→ **Task prompt**:
Show every line that has the string "员工姓名" in it.

— start Data shown —

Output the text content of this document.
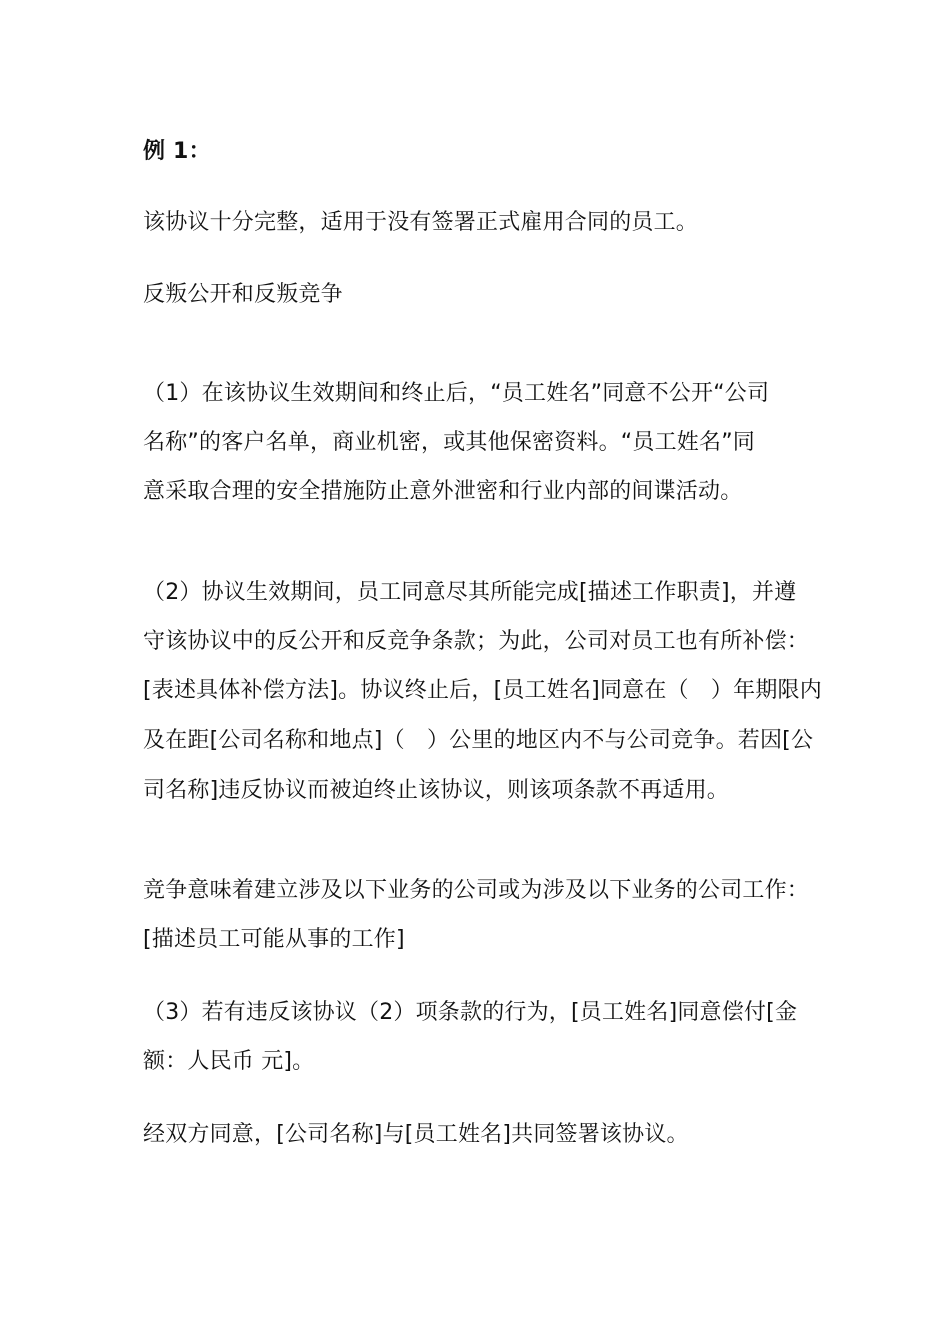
例 1：
该协议十分完整，适用于没有签署正式雇用合同的员工。
反叛公开和反叛竞争
（1）在该协议生效期间和终止后，“员工姓名”同意不公开“公司
名称”的客户名单，商业机密，或其他保密资料。“员工姓名”同
意采取合理的安全措施防止意外泄密和行业内部的间谍活动。
（2）协议生效期间，员工同意尽其所能完成[描述工作职责]，并遵
守该协议中的反公开和反竞争条款；为此，公司对员工也有所补偿：
[表述具体补偿方法]。协议终止后，[员工姓名]同意在（　）年期限内
及在距[公司名称和地点]（　）公里的地区内不与公司竞争。若因[公
司名称]违反协议而被迫终止该协议，则该项条款不再适用。
竞争意味着建立涉及以下业务的公司或为涉及以下业务的公司工作：
[描述员工可能从事的工作]
（3）若有违反该协议（2）项条款的行为，[员工姓名]同意偿付[金
额：人民币 元]。
经双方同意，[公司名称]与[员工姓名]共同签署该协议。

— end Data shown —

→ **Complete response**:
（1）在该协议生效期间和终止后，“员工姓名”同意不公开“公司
名称”的客户名单，商业机密，或其他保密资料。“员工姓名”同
[表述具体补偿方法]。协议终止后，[员工姓名]同意在（　）年期限内
（3）若有违反该协议（2）项条款的行为，[员工姓名]同意偿付[金
经双方同意，[公司名称]与[员工姓名]共同签署该协议。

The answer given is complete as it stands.